WRITTEN TASK
From the notebook on bigram and trigram models below, extract verbatim the portion starting with "# Change pandas'" and going on through "Spacy (for lemmatization)".

<div class="alert alert-info" style="background-color:#5d3a8e; color:white; padding:0px 10px; border-radius:5px;"><h1 style='margin:10px 5px'> 
Master Thesis Yannik Haller - Bigram and Trigram Models
</h1>
</div>

<div class="alert alert-info" style="background-color:#5d3a8e; color:white; padding:0px 10px; border-radius:5px;"><h2 style='margin:10px 5px'> 
1. Load required packages and the data
</h2>
</div>

In [1]:
# Import required baseline packages
import re
import os
import glob
import time
import sys
import pandas as pd
import numpy as np
from pprint import pprint

# Change pandas' setting to print out long strings
pd.options.display.max_colwidth = 200

# Gensim
import gensim
import gensim.corpora as corpora
from gensim.utils import simple_preprocess
from gensim.models import CoherenceModel

# Spacy (for lemmatization)

MATERIAL PROVIDED
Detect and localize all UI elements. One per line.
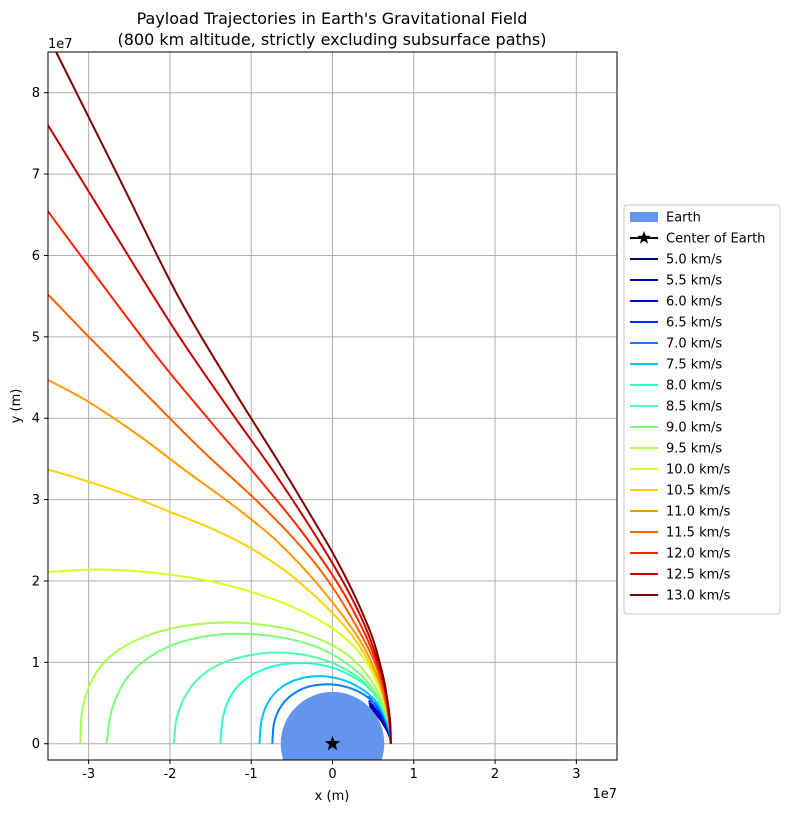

TASK OUTPUT
# Change pandas' setting to print out long strings
pd.options.display.max_colwidth = 200

# Gensim
import gensim
import gensim.corpora as corpora
from gensim.utils import simple_preprocess
from gensim.models import CoherenceModel

# Spacy (for lemmatization)